*** Data rows ***
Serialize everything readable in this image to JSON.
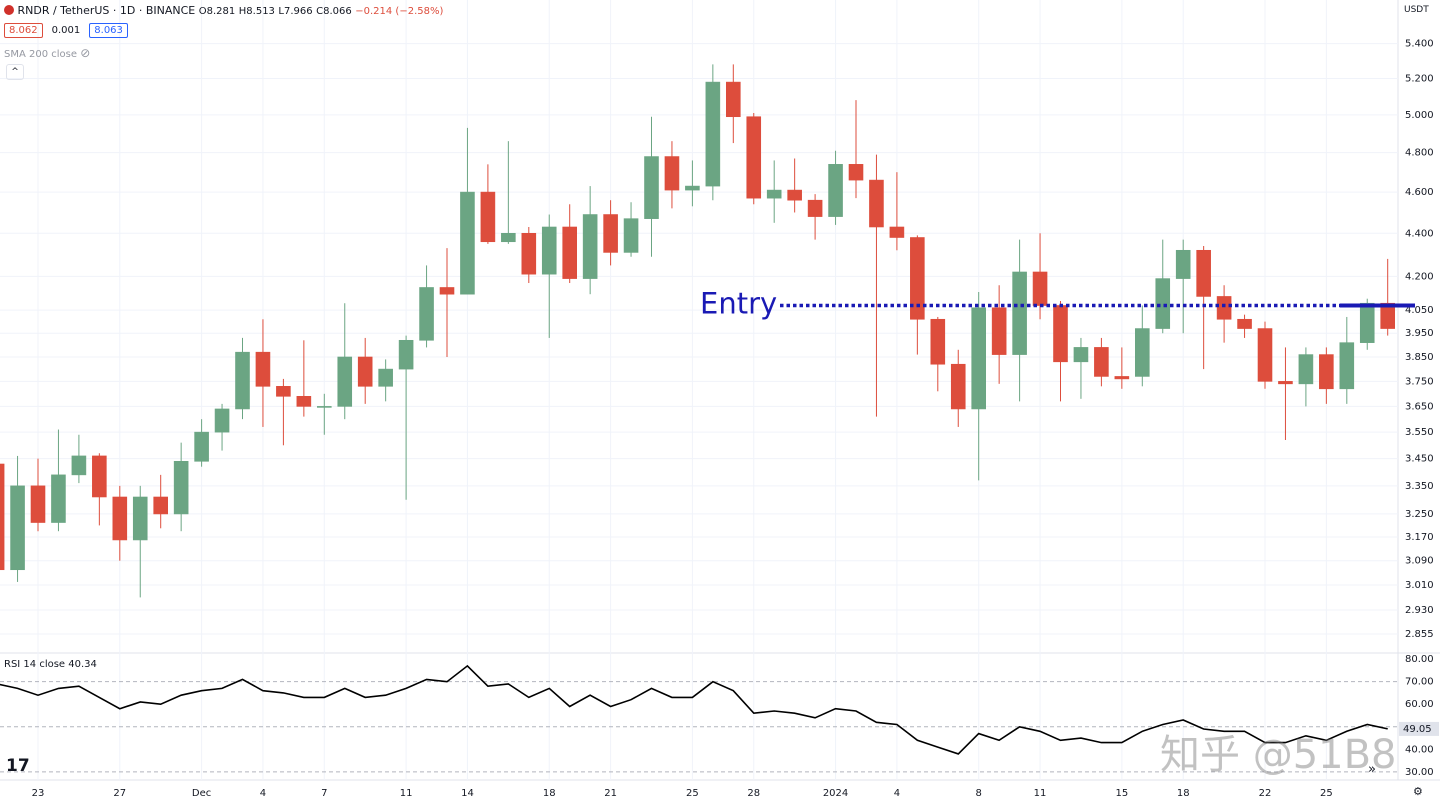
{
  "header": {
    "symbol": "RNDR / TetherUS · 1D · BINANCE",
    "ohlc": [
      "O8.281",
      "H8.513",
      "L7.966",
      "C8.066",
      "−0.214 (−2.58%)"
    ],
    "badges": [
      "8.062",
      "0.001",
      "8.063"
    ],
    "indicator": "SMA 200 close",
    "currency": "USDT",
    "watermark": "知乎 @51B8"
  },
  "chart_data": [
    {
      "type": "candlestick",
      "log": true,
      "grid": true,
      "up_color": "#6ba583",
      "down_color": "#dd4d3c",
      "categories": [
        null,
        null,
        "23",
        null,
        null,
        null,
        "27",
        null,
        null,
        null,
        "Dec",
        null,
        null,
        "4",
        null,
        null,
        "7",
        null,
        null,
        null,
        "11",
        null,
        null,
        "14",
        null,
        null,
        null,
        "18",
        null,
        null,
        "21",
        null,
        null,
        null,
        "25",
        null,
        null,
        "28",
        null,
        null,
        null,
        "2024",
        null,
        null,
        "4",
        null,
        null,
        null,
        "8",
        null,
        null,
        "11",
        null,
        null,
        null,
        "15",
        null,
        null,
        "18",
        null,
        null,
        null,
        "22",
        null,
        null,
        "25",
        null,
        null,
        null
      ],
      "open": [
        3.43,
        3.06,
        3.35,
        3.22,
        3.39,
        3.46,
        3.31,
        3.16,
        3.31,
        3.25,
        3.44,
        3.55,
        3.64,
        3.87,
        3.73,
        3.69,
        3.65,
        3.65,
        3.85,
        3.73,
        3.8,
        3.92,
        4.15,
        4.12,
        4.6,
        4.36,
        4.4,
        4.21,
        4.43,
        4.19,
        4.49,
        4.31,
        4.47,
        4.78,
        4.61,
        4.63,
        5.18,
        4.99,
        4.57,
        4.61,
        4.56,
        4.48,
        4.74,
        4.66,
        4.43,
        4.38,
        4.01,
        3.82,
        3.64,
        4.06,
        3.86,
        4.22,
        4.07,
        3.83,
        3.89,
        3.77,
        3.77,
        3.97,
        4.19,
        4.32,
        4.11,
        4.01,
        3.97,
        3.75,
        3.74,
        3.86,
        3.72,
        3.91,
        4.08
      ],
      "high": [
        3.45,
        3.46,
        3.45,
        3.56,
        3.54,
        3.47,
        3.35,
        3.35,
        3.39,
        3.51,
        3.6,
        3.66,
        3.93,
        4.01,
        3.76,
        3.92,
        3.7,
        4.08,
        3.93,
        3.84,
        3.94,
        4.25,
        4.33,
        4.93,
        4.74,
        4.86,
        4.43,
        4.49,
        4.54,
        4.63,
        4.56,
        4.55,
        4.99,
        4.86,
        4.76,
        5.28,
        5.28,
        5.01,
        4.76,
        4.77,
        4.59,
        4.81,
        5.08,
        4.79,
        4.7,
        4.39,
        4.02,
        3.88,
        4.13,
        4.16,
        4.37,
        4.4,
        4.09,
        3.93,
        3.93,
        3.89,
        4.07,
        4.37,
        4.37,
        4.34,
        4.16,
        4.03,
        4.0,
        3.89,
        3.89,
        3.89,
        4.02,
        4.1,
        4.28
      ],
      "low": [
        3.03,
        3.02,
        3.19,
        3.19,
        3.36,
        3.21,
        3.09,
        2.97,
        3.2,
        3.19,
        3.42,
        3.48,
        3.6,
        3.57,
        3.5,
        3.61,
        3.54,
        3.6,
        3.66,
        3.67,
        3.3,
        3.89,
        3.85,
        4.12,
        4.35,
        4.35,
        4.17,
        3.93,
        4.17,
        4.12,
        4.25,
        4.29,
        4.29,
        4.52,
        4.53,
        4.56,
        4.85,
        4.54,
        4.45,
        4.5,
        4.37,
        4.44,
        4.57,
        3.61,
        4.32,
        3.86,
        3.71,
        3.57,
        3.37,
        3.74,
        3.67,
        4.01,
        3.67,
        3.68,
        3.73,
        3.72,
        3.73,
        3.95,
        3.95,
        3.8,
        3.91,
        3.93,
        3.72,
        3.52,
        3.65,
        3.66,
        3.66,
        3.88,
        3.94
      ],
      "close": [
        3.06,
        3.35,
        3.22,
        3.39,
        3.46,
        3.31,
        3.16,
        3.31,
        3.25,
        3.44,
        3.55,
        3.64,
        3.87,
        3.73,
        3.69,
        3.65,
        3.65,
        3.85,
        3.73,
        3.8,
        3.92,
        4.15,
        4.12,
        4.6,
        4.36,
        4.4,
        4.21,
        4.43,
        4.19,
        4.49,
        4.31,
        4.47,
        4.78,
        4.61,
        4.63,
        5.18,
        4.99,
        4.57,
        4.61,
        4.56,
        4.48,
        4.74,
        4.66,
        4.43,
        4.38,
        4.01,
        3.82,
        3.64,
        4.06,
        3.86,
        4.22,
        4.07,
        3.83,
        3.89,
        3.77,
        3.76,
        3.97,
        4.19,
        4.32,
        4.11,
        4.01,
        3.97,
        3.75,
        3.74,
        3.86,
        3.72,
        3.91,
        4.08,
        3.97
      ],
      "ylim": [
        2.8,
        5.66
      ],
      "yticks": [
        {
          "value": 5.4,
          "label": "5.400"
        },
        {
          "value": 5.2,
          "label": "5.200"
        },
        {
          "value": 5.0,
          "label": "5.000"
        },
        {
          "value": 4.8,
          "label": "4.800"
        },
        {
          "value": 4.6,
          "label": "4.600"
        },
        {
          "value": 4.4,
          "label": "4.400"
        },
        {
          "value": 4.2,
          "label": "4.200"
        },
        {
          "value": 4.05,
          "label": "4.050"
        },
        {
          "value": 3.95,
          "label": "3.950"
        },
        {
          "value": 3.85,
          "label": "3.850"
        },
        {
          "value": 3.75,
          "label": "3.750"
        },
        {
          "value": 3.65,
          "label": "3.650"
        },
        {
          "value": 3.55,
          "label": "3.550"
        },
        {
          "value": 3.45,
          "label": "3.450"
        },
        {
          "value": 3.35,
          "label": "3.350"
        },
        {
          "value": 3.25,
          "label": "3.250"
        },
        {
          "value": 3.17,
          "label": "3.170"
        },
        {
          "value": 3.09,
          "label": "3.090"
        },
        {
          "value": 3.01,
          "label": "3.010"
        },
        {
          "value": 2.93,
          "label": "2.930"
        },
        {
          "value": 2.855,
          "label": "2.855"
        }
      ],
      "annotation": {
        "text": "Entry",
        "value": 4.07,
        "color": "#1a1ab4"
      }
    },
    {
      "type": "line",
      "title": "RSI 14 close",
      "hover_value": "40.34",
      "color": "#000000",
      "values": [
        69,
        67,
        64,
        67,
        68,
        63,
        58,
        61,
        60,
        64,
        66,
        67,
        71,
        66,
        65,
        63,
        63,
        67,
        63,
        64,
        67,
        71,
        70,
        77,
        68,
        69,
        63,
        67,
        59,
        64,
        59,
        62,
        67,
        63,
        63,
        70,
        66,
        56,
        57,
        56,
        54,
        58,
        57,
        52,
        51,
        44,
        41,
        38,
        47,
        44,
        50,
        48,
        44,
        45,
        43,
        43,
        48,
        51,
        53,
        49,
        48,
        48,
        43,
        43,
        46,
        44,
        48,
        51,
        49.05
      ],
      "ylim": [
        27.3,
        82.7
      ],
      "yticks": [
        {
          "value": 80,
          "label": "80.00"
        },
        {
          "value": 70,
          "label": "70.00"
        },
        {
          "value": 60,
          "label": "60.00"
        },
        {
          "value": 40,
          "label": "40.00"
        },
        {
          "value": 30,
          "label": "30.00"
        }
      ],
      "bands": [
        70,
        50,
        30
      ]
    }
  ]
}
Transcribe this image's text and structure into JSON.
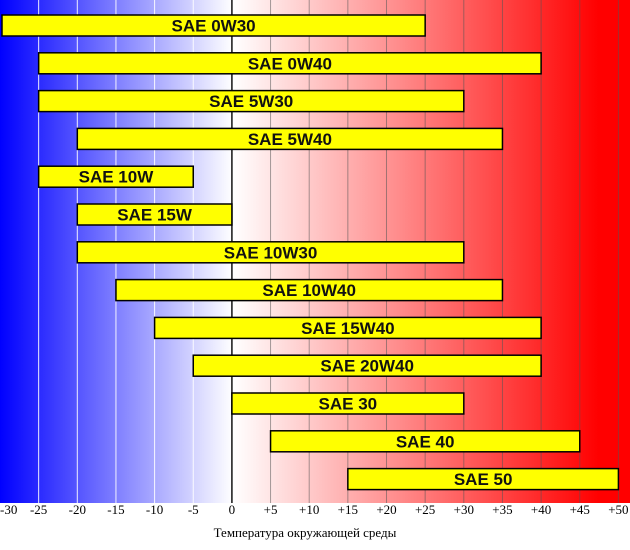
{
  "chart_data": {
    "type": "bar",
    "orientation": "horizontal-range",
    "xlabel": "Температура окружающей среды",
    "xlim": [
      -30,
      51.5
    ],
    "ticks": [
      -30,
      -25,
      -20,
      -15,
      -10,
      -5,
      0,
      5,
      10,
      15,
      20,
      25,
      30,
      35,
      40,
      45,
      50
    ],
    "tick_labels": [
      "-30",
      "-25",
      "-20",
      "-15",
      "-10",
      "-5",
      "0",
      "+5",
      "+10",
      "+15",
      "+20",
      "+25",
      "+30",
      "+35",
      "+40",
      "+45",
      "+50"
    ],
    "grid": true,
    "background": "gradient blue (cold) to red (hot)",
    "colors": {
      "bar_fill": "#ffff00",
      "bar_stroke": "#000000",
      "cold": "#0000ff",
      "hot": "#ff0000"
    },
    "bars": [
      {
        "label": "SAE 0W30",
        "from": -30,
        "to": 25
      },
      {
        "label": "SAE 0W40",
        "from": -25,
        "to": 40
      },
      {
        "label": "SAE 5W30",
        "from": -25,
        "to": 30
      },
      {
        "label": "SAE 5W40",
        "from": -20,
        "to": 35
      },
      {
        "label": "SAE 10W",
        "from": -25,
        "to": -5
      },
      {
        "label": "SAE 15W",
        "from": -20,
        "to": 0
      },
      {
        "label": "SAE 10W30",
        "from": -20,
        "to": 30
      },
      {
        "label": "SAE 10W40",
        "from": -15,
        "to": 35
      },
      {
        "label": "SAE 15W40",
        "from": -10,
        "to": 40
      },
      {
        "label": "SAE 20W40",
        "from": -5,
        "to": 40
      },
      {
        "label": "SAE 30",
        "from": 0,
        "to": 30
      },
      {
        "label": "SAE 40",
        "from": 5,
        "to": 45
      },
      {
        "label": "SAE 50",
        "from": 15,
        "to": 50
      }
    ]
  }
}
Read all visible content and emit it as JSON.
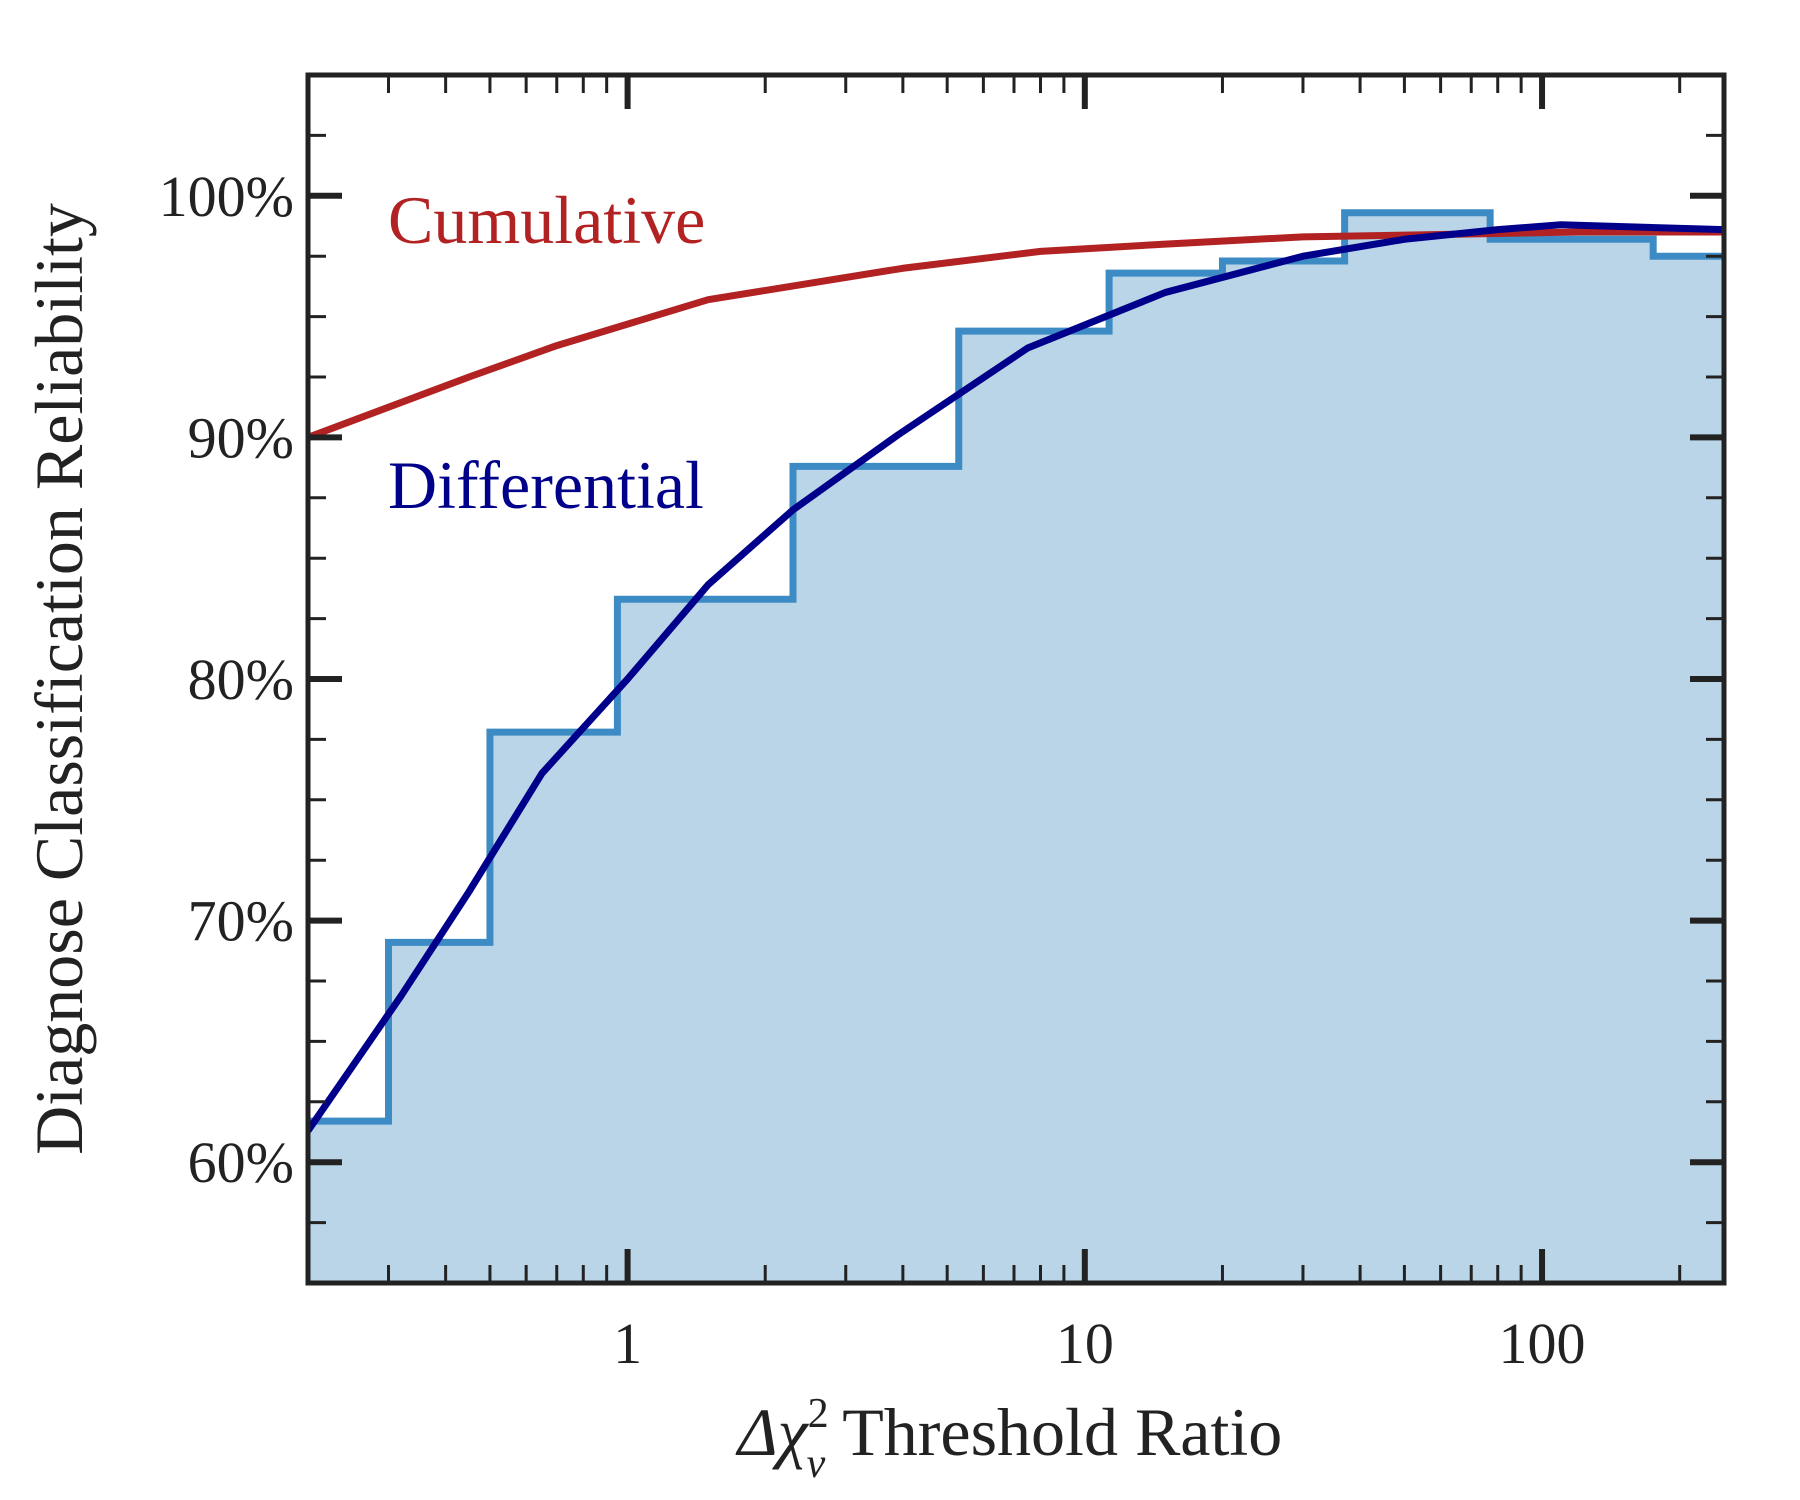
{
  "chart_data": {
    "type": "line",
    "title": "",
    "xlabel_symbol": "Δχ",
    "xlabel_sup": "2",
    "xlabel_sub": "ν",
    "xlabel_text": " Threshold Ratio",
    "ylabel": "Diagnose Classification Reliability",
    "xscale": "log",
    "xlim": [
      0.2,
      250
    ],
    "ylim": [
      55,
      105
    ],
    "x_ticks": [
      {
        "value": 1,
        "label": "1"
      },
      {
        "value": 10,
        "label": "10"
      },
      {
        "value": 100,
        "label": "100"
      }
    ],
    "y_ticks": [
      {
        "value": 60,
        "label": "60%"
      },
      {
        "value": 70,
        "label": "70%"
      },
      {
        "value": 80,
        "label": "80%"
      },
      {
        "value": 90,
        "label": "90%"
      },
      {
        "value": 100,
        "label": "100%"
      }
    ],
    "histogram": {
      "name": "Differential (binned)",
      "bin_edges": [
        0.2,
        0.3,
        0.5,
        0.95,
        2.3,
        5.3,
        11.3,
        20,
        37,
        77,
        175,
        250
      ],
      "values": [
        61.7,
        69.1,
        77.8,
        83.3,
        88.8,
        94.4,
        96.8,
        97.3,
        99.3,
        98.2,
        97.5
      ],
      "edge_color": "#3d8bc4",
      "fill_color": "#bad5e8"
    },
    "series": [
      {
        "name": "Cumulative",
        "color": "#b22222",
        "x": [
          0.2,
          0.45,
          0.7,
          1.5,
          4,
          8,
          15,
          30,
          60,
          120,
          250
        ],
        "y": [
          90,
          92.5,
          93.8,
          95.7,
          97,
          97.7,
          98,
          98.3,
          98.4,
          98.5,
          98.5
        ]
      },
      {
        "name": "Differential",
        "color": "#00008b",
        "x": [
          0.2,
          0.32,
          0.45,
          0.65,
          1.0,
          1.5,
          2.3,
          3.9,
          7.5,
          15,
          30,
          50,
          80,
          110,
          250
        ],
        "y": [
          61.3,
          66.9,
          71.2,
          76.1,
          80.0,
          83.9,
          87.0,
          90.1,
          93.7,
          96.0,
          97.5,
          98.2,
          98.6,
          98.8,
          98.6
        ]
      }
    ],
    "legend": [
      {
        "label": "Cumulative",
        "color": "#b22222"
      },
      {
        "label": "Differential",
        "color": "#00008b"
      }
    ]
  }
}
***
## Given problem
Go through the listing above and return every line where the word "cold" occurs.

## Expected answer
    "background": "gradient blue (cold) to red (hot)",
      "cold": "#0000ff",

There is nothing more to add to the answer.